Items listed in a dataset

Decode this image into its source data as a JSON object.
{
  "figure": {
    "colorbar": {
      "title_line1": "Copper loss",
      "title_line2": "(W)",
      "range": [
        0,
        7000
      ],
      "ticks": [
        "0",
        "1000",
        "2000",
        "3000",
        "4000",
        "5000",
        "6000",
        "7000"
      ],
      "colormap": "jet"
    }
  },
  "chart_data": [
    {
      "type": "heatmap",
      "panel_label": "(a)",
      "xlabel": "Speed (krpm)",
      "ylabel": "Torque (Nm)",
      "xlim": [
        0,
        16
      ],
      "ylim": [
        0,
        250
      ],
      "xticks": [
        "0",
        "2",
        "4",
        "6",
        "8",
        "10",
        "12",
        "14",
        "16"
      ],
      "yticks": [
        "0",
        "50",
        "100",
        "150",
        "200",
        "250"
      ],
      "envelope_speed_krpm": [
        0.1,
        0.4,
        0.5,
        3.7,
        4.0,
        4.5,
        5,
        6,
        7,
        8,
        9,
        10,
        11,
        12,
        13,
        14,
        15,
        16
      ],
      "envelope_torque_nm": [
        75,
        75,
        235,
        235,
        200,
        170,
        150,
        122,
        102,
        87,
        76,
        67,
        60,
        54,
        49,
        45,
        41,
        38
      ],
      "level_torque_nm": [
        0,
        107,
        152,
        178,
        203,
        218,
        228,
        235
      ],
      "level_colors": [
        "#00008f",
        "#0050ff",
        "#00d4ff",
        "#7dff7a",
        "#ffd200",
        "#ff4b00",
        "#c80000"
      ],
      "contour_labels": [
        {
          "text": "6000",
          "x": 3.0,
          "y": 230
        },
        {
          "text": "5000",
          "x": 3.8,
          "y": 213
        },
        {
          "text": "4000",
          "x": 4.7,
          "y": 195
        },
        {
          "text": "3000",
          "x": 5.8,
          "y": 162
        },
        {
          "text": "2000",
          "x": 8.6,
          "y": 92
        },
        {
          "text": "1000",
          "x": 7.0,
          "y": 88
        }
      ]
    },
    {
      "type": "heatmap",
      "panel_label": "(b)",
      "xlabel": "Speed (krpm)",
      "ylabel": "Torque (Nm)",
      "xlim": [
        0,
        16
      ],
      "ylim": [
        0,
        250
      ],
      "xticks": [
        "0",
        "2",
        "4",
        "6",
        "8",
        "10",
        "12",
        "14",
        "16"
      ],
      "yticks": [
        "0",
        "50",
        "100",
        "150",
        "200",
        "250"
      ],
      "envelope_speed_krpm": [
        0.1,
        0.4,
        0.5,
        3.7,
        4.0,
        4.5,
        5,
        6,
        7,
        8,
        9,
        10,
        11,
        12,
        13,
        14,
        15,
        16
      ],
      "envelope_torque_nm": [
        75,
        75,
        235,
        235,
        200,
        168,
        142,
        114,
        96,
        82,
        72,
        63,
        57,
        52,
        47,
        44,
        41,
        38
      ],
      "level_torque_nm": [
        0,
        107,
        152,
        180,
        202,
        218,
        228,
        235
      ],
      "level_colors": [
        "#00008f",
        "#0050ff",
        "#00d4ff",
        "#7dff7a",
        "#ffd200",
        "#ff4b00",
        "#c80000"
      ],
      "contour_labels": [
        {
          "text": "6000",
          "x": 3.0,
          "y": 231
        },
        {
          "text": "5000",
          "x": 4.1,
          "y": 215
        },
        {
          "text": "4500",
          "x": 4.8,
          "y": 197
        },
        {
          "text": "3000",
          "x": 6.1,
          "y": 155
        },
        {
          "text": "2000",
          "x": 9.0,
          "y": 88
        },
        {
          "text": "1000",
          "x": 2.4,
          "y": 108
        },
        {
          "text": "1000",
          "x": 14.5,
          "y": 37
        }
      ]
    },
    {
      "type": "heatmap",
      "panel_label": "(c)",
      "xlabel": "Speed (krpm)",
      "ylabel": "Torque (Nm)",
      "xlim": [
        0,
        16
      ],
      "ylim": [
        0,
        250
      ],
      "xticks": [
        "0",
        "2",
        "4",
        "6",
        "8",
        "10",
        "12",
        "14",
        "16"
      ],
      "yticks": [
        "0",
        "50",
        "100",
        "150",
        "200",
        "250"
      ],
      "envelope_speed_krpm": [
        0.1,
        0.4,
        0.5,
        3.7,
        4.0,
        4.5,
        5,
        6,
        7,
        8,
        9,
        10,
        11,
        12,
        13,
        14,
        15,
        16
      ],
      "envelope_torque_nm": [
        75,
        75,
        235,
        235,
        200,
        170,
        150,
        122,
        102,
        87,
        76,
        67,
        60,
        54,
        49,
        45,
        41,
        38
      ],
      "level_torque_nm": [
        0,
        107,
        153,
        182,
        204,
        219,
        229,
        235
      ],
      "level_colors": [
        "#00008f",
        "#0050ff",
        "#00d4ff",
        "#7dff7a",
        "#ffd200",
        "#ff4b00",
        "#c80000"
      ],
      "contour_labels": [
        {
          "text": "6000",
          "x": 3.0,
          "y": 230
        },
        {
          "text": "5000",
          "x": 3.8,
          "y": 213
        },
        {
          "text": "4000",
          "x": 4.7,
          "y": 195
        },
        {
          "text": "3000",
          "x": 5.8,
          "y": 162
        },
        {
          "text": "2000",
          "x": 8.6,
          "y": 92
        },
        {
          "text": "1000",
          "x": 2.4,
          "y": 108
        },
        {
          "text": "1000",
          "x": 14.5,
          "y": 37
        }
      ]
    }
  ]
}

Task description
Recopy the whole listing exactly.

Task output
Decode this image into its source data as a JSON object.
{
  "figure": {
    "colorbar": {
      "title_line1": "Copper loss",
      "title_line2": "(W)",
      "range": [
        0,
        7000
      ],
      "ticks": [
        "0",
        "1000",
        "2000",
        "3000",
        "4000",
        "5000",
        "6000",
        "7000"
      ],
      "colormap": "jet"
    }
  },
  "chart_data": [
    {
      "type": "heatmap",
      "panel_label": "(a)",
      "xlabel": "Speed (krpm)",
      "ylabel": "Torque (Nm)",
      "xlim": [
        0,
        16
      ],
      "ylim": [
        0,
        250
      ],
      "xticks": [
        "0",
        "2",
        "4",
        "6",
        "8",
        "10",
        "12",
        "14",
        "16"
      ],
      "yticks": [
        "0",
        "50",
        "100",
        "150",
        "200",
        "250"
      ],
      "envelope_speed_krpm": [
        0.1,
        0.4,
        0.5,
        3.7,
        4.0,
        4.5,
        5,
        6,
        7,
        8,
        9,
        10,
        11,
        12,
        13,
        14,
        15,
        16
      ],
      "envelope_torque_nm": [
        75,
        75,
        235,
        235,
        200,
        170,
        150,
        122,
        102,
        87,
        76,
        67,
        60,
        54,
        49,
        45,
        41,
        38
      ],
      "level_torque_nm": [
        0,
        107,
        152,
        178,
        203,
        218,
        228,
        235
      ],
      "level_colors": [
        "#00008f",
        "#0050ff",
        "#00d4ff",
        "#7dff7a",
        "#ffd200",
        "#ff4b00",
        "#c80000"
      ],
      "contour_labels": [
        {
          "text": "6000",
          "x": 3.0,
          "y": 230
        },
        {
          "text": "5000",
          "x": 3.8,
          "y": 213
        },
        {
          "text": "4000",
          "x": 4.7,
          "y": 195
        },
        {
          "text": "3000",
          "x": 5.8,
          "y": 162
        },
        {
          "text": "2000",
          "x": 8.6,
          "y": 92
        },
        {
          "text": "1000",
          "x": 7.0,
          "y": 88
        }
      ]
    },
    {
      "type": "heatmap",
      "panel_label": "(b)",
      "xlabel": "Speed (krpm)",
      "ylabel": "Torque (Nm)",
      "xlim": [
        0,
        16
      ],
      "ylim": [
        0,
        250
      ],
      "xticks": [
        "0",
        "2",
        "4",
        "6",
        "8",
        "10",
        "12",
        "14",
        "16"
      ],
      "yticks": [
        "0",
        "50",
        "100",
        "150",
        "200",
        "250"
      ],
      "envelope_speed_krpm": [
        0.1,
        0.4,
        0.5,
        3.7,
        4.0,
        4.5,
        5,
        6,
        7,
        8,
        9,
        10,
        11,
        12,
        13,
        14,
        15,
        16
      ],
      "envelope_torque_nm": [
        75,
        75,
        235,
        235,
        200,
        168,
        142,
        114,
        96,
        82,
        72,
        63,
        57,
        52,
        47,
        44,
        41,
        38
      ],
      "level_torque_nm": [
        0,
        107,
        152,
        180,
        202,
        218,
        228,
        235
      ],
      "level_colors": [
        "#00008f",
        "#0050ff",
        "#00d4ff",
        "#7dff7a",
        "#ffd200",
        "#ff4b00",
        "#c80000"
      ],
      "contour_labels": [
        {
          "text": "6000",
          "x": 3.0,
          "y": 231
        },
        {
          "text": "5000",
          "x": 4.1,
          "y": 215
        },
        {
          "text": "4500",
          "x": 4.8,
          "y": 197
        },
        {
          "text": "3000",
          "x": 6.1,
          "y": 155
        },
        {
          "text": "2000",
          "x": 9.0,
          "y": 88
        },
        {
          "text": "1000",
          "x": 2.4,
          "y": 108
        },
        {
          "text": "1000",
          "x": 14.5,
          "y": 37
        }
      ]
    },
    {
      "type": "heatmap",
      "panel_label": "(c)",
      "xlabel": "Speed (krpm)",
      "ylabel": "Torque (Nm)",
      "xlim": [
        0,
        16
      ],
      "ylim": [
        0,
        250
      ],
      "xticks": [
        "0",
        "2",
        "4",
        "6",
        "8",
        "10",
        "12",
        "14",
        "16"
      ],
      "yticks": [
        "0",
        "50",
        "100",
        "150",
        "200",
        "250"
      ],
      "envelope_speed_krpm": [
        0.1,
        0.4,
        0.5,
        3.7,
        4.0,
        4.5,
        5,
        6,
        7,
        8,
        9,
        10,
        11,
        12,
        13,
        14,
        15,
        16
      ],
      "envelope_torque_nm": [
        75,
        75,
        235,
        235,
        200,
        170,
        150,
        122,
        102,
        87,
        76,
        67,
        60,
        54,
        49,
        45,
        41,
        38
      ],
      "level_torque_nm": [
        0,
        107,
        153,
        182,
        204,
        219,
        229,
        235
      ],
      "level_colors": [
        "#00008f",
        "#0050ff",
        "#00d4ff",
        "#7dff7a",
        "#ffd200",
        "#ff4b00",
        "#c80000"
      ],
      "contour_labels": [
        {
          "text": "6000",
          "x": 3.0,
          "y": 230
        },
        {
          "text": "5000",
          "x": 3.8,
          "y": 213
        },
        {
          "text": "4000",
          "x": 4.7,
          "y": 195
        },
        {
          "text": "3000",
          "x": 5.8,
          "y": 162
        },
        {
          "text": "2000",
          "x": 8.6,
          "y": 92
        },
        {
          "text": "1000",
          "x": 2.4,
          "y": 108
        },
        {
          "text": "1000",
          "x": 14.5,
          "y": 37
        }
      ]
    }
  ]
}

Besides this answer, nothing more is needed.